Set problem = Copy word for word the line containing "Decode this image" together with all lines following it to the end of the listing below, without the pictures.

*****

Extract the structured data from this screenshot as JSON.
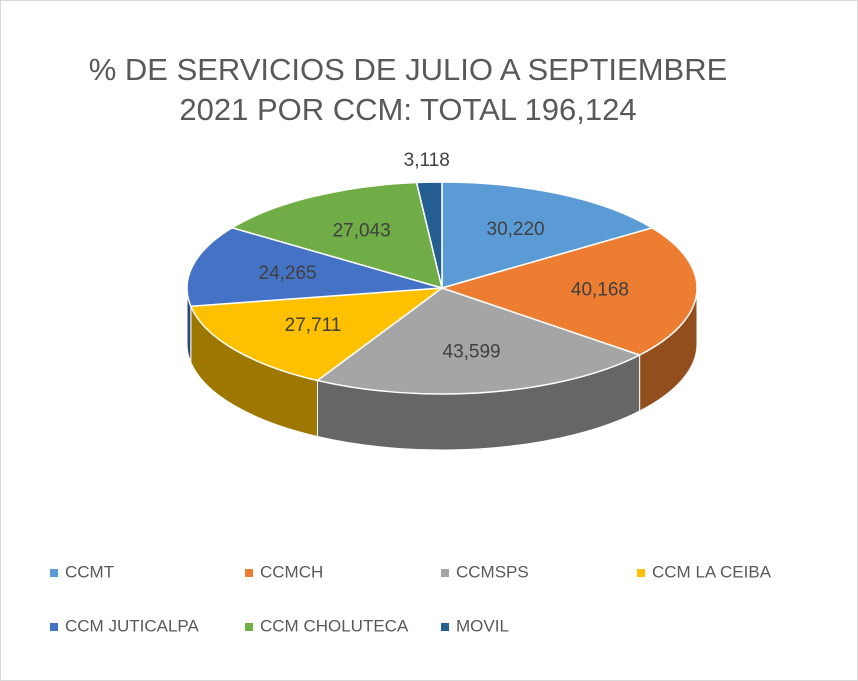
{
  "chart_data": {
    "type": "pie",
    "title": [
      "% DE SERVICIOS  DE JULIO A SEPTIEMBRE",
      "2021 POR CCM: TOTAL 196,124"
    ],
    "categories": [
      "CCMT",
      "CCMCH",
      "CCMSPS",
      "CCM LA CEIBA",
      "CCM JUTICALPA",
      "CCM CHOLUTECA",
      "MOVIL"
    ],
    "values": [
      30220,
      40168,
      43599,
      27711,
      24265,
      27043,
      3118
    ],
    "value_labels": [
      "30,220",
      "40,168",
      "43,599",
      "27,711",
      "24,265",
      "27,043",
      "3,118"
    ],
    "colors": [
      "#5b9bd5",
      "#ed7d31",
      "#a5a5a5",
      "#ffc000",
      "#4472c4",
      "#70ad47",
      "#255e91"
    ],
    "legend": "bottom"
  }
}
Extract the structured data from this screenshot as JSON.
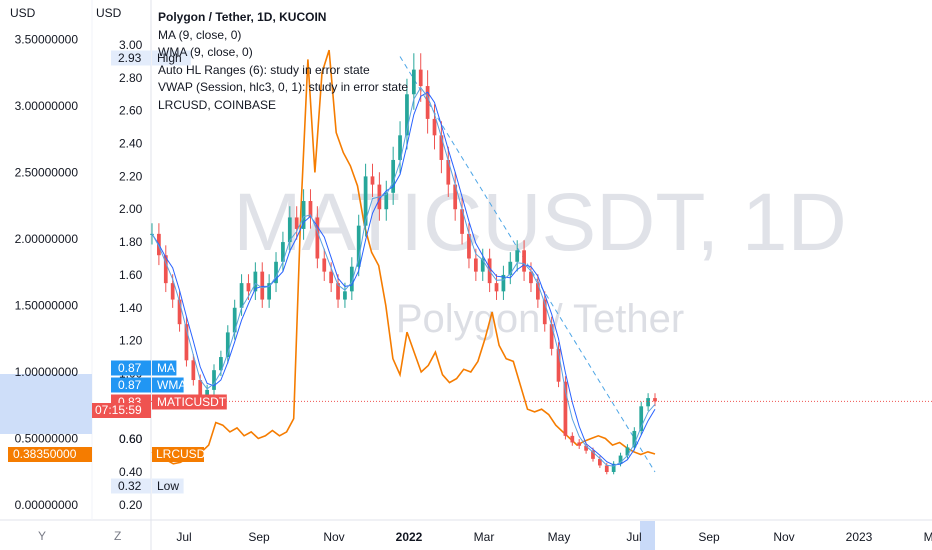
{
  "chart_data": {
    "type": "line",
    "title": "Polygon / Tether, 1D, KUCOIN",
    "symbol": "MATICUSDT",
    "watermark_main": "MATICUSDT, 1D",
    "watermark_sub": "Polygon / Tether",
    "currency_label": "USD",
    "indicators": [
      "MA (9, close, 0)",
      "WMA (9, close, 0)",
      "Auto HL Ranges (6): study in error state",
      "VWAP (Session, hlc3, 0, 1): study in error state",
      "LRCUSD, COINBASE"
    ],
    "x_axis": {
      "labels": [
        "Jul",
        "Sep",
        "Nov",
        "2022",
        "Mar",
        "May",
        "Jul",
        "Sep",
        "Nov",
        "2023",
        "Mar"
      ],
      "bold_label": "2022"
    },
    "left_axis": {
      "ticks": [
        "3.50000000",
        "3.00000000",
        "2.50000000",
        "2.00000000",
        "1.50000000",
        "1.00000000",
        "0.50000000",
        "0.00000000"
      ],
      "tick_values": [
        3.5,
        3.0,
        2.5,
        2.0,
        1.5,
        1.0,
        0.5,
        0.0
      ],
      "badge": "0.38350000",
      "badge_value": 0.3835
    },
    "right_axis": {
      "ticks": [
        "3.00",
        "2.80",
        "2.60",
        "2.40",
        "2.20",
        "2.00",
        "1.80",
        "1.60",
        "1.40",
        "1.20",
        "1.00",
        "0.80",
        "0.60",
        "0.40",
        "0.20"
      ],
      "tick_values": [
        3.0,
        2.8,
        2.6,
        2.4,
        2.2,
        2.0,
        1.8,
        1.6,
        1.4,
        1.2,
        1.0,
        0.8,
        0.6,
        0.4,
        0.2
      ],
      "high": {
        "label": "High",
        "value": "2.93"
      },
      "low": {
        "label": "Low",
        "value": "0.32"
      },
      "ma": {
        "label": "MA",
        "value": "0.87"
      },
      "wma": {
        "label": "WMA",
        "value": "0.87"
      },
      "last": {
        "label": "MATICUSDT",
        "value": "0.83",
        "countdown": "07:15:59"
      },
      "lrc": {
        "label": "LRCUSD"
      },
      "extra_tick": "0.60"
    },
    "matic_close": [
      1.85,
      1.72,
      1.55,
      1.45,
      1.3,
      1.08,
      0.96,
      0.82,
      0.9,
      1.02,
      1.1,
      1.25,
      1.4,
      1.55,
      1.5,
      1.62,
      1.45,
      1.55,
      1.68,
      1.8,
      1.95,
      1.88,
      2.05,
      1.95,
      1.7,
      1.62,
      1.55,
      1.45,
      1.5,
      1.65,
      1.9,
      2.2,
      2.15,
      2.0,
      2.1,
      2.3,
      2.45,
      2.7,
      2.85,
      2.75,
      2.55,
      2.45,
      2.3,
      2.15,
      2.0,
      1.85,
      1.7,
      1.62,
      1.7,
      1.55,
      1.5,
      1.6,
      1.68,
      1.75,
      1.62,
      1.55,
      1.45,
      1.3,
      1.15,
      0.95,
      0.62,
      0.58,
      0.56,
      0.53,
      0.48,
      0.44,
      0.4,
      0.45,
      0.5,
      0.55,
      0.65,
      0.8,
      0.85,
      0.83
    ],
    "lrc_close": [
      0.4,
      0.36,
      0.34,
      0.31,
      0.32,
      0.35,
      0.38,
      0.4,
      0.45,
      0.62,
      0.6,
      0.55,
      0.58,
      0.52,
      0.55,
      0.5,
      0.52,
      0.56,
      0.52,
      0.55,
      0.65,
      2.2,
      3.35,
      2.5,
      3.25,
      3.42,
      2.8,
      2.65,
      2.55,
      2.4,
      2.1,
      1.9,
      1.8,
      1.5,
      1.1,
      0.98,
      1.3,
      1.15,
      1.0,
      1.05,
      1.15,
      0.98,
      0.92,
      0.95,
      1.02,
      1.0,
      1.08,
      1.25,
      1.45,
      1.2,
      1.1,
      1.08,
      0.9,
      0.72,
      0.7,
      0.72,
      0.68,
      0.6,
      0.55,
      0.5,
      0.45,
      0.48,
      0.5,
      0.52,
      0.5,
      0.45,
      0.47,
      0.43,
      0.4,
      0.38,
      0.4,
      0.3835
    ],
    "trendline": {
      "from": 2.93,
      "to": 0.4
    },
    "colors": {
      "matic_up": "#26a69a",
      "matic_down": "#ef5350",
      "lrc": "#f57c00",
      "ma": "#2962ff",
      "wma": "#5ba3e0",
      "trend": "#4ea6e6",
      "last_price": "#ef5350",
      "badge_blue": "#2196f3",
      "highlight": "#c9daf8",
      "axis_text": "#131722",
      "watermark": "#d1d4dc"
    },
    "buttons": {
      "y": "Y",
      "z": "Z"
    }
  }
}
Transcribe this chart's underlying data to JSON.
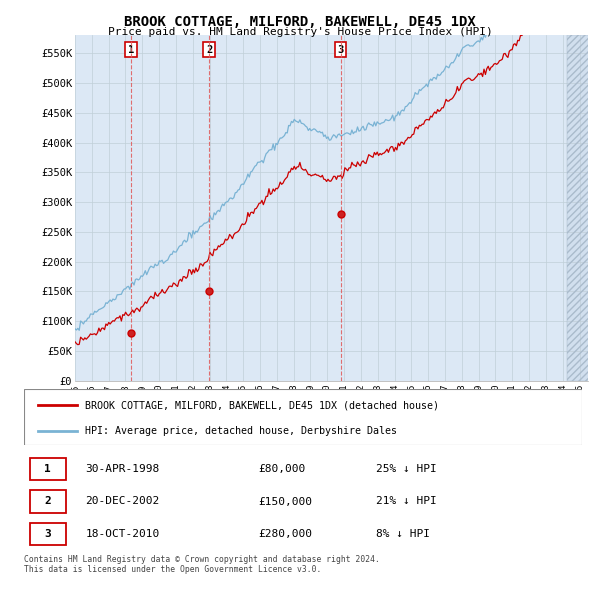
{
  "title": "BROOK COTTAGE, MILFORD, BAKEWELL, DE45 1DX",
  "subtitle": "Price paid vs. HM Land Registry's House Price Index (HPI)",
  "ylabel_ticks": [
    "£0",
    "£50K",
    "£100K",
    "£150K",
    "£200K",
    "£250K",
    "£300K",
    "£350K",
    "£400K",
    "£450K",
    "£500K",
    "£550K"
  ],
  "ytick_values": [
    0,
    50000,
    100000,
    150000,
    200000,
    250000,
    300000,
    350000,
    400000,
    450000,
    500000,
    550000
  ],
  "ylim": [
    0,
    580000
  ],
  "xlim_start": 1995.0,
  "xlim_end": 2025.5,
  "sale_dates": [
    1998.33,
    2002.97,
    2010.79
  ],
  "sale_prices": [
    80000,
    150000,
    280000
  ],
  "sale_labels": [
    "1",
    "2",
    "3"
  ],
  "hpi_color": "#7ab3d4",
  "price_color": "#cc0000",
  "vline_color": "#e06060",
  "chart_bg": "#dce8f5",
  "background_color": "#ffffff",
  "grid_color": "#c0cfd8",
  "legend_line1": "BROOK COTTAGE, MILFORD, BAKEWELL, DE45 1DX (detached house)",
  "legend_line2": "HPI: Average price, detached house, Derbyshire Dales",
  "table_entries": [
    {
      "label": "1",
      "date": "30-APR-1998",
      "price": "£80,000",
      "pct": "25% ↓ HPI"
    },
    {
      "label": "2",
      "date": "20-DEC-2002",
      "price": "£150,000",
      "pct": "21% ↓ HPI"
    },
    {
      "label": "3",
      "date": "18-OCT-2010",
      "price": "£280,000",
      "pct": "8% ↓ HPI"
    }
  ],
  "footnote": "Contains HM Land Registry data © Crown copyright and database right 2024.\nThis data is licensed under the Open Government Licence v3.0."
}
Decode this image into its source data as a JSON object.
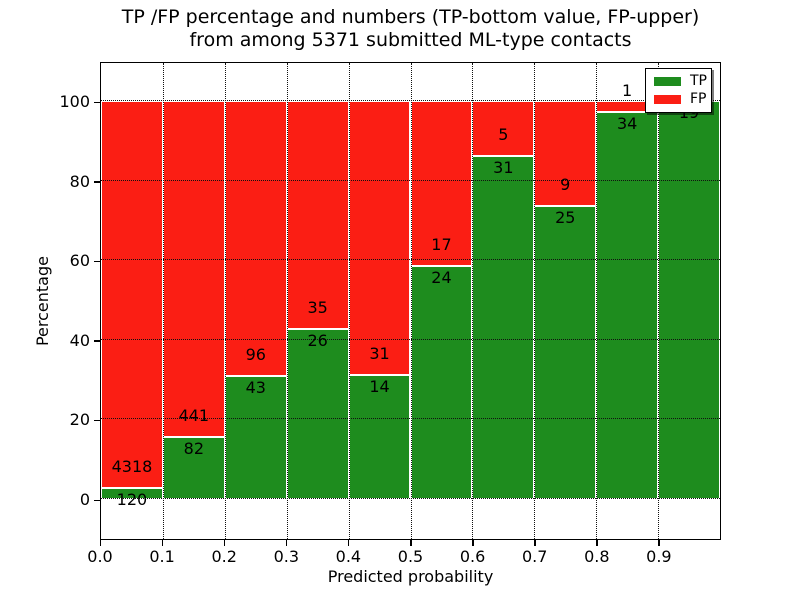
{
  "figure": {
    "title_line1": "TP /FP percentage and numbers (TP-bottom value, FP-upper)",
    "title_line2": "from among 5371 submitted ML-type contacts"
  },
  "chart_data": {
    "type": "bar",
    "stacking": "percent",
    "title": "TP /FP percentage and numbers (TP-bottom value, FP-upper) from among 5371 submitted ML-type contacts",
    "xlabel": "Predicted probability",
    "ylabel": "Percentage",
    "total_submitted": 5371,
    "bin_width": 0.1,
    "x_tick_labels": [
      "0.0",
      "0.1",
      "0.2",
      "0.3",
      "0.4",
      "0.5",
      "0.6",
      "0.7",
      "0.8",
      "0.9"
    ],
    "y_tick_labels": [
      "0",
      "20",
      "40",
      "60",
      "80",
      "100"
    ],
    "y_tick_values": [
      0,
      20,
      40,
      60,
      80,
      100
    ],
    "xlim": [
      0.0,
      1.0
    ],
    "ylim": [
      -10,
      110
    ],
    "grid": true,
    "legend_position": "upper right",
    "series": [
      {
        "name": "TP",
        "color": "#1e8c1e",
        "counts": [
          120,
          82,
          43,
          26,
          14,
          24,
          31,
          25,
          34,
          19
        ]
      },
      {
        "name": "FP",
        "color": "#fb1e14",
        "counts": [
          4318,
          441,
          96,
          35,
          31,
          17,
          5,
          9,
          1,
          null
        ]
      }
    ],
    "tp_percent": [
      2.7,
      15.68,
      30.94,
      42.62,
      31.11,
      58.54,
      86.11,
      73.53,
      97.14,
      100.0
    ]
  }
}
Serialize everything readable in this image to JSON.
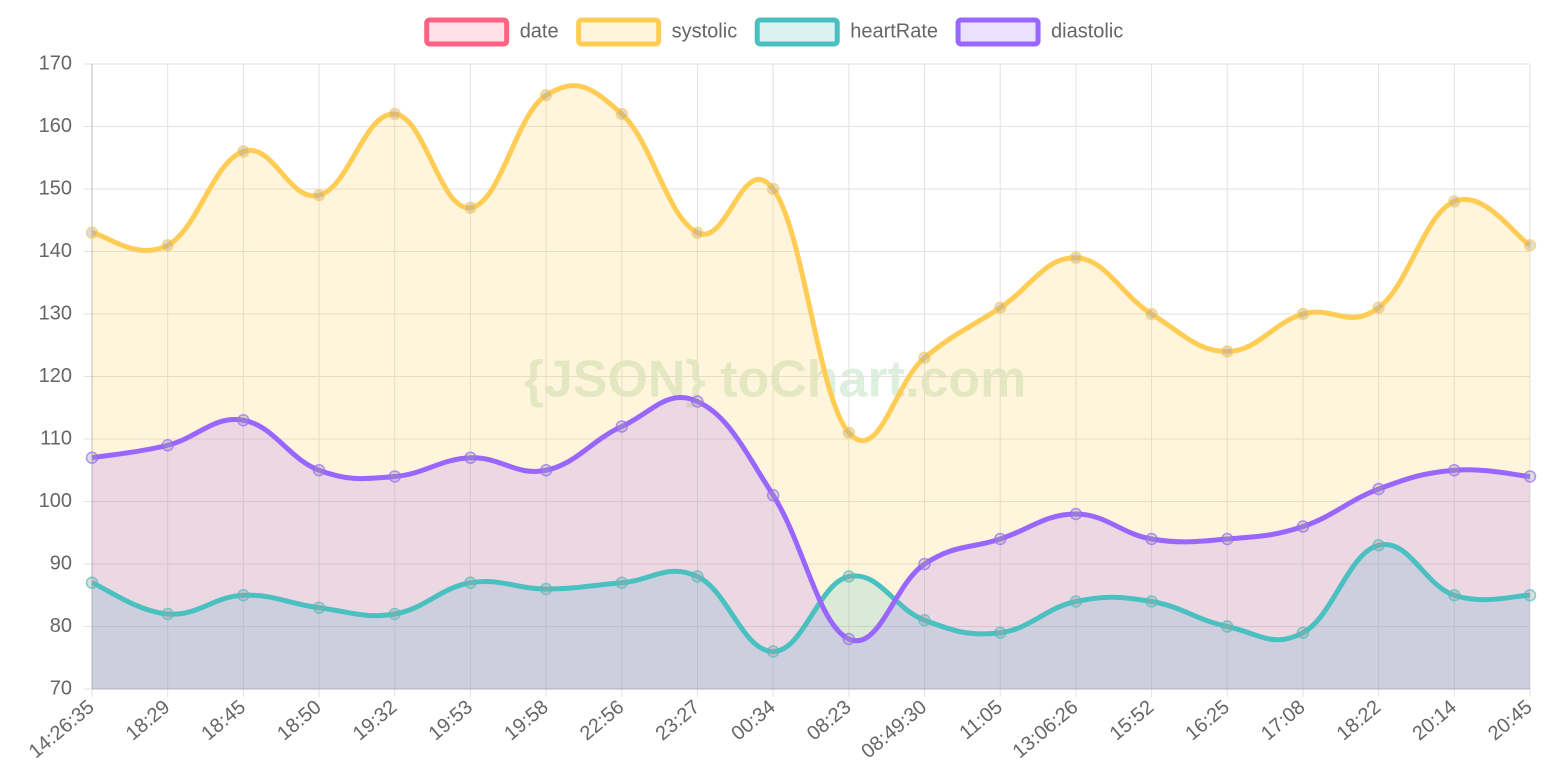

*****

Exercise solution =
Decode this image into its source data as a JSON object.
{
  "figure": {
    "title_line1": "TP /FP percentage and numbers (TP-bottom value, FP-upper)",
    "title_line2": "from among 5371 submitted ML-type contacts"
  },
  "chart_data": {
    "type": "bar",
    "stacking": "percent",
    "title": "TP /FP percentage and numbers (TP-bottom value, FP-upper) from among 5371 submitted ML-type contacts",
    "xlabel": "Predicted probability",
    "ylabel": "Percentage",
    "total_submitted": 5371,
    "bin_width": 0.1,
    "x_tick_labels": [
      "0.0",
      "0.1",
      "0.2",
      "0.3",
      "0.4",
      "0.5",
      "0.6",
      "0.7",
      "0.8",
      "0.9"
    ],
    "y_tick_labels": [
      "0",
      "20",
      "40",
      "60",
      "80",
      "100"
    ],
    "y_tick_values": [
      0,
      20,
      40,
      60,
      80,
      100
    ],
    "xlim": [
      0.0,
      1.0
    ],
    "ylim": [
      -10,
      110
    ],
    "grid": true,
    "legend_position": "upper right",
    "series": [
      {
        "name": "TP",
        "color": "#1e8c1e",
        "counts": [
          120,
          82,
          43,
          26,
          14,
          24,
          31,
          25,
          34,
          19
        ]
      },
      {
        "name": "FP",
        "color": "#fb1e14",
        "counts": [
          4318,
          441,
          96,
          35,
          31,
          17,
          5,
          9,
          1,
          null
        ]
      }
    ],
    "tp_percent": [
      2.7,
      15.68,
      30.94,
      42.62,
      31.11,
      58.54,
      86.11,
      73.53,
      97.14,
      100.0
    ]
  }
}
Serialize everything readable in this image to JSON.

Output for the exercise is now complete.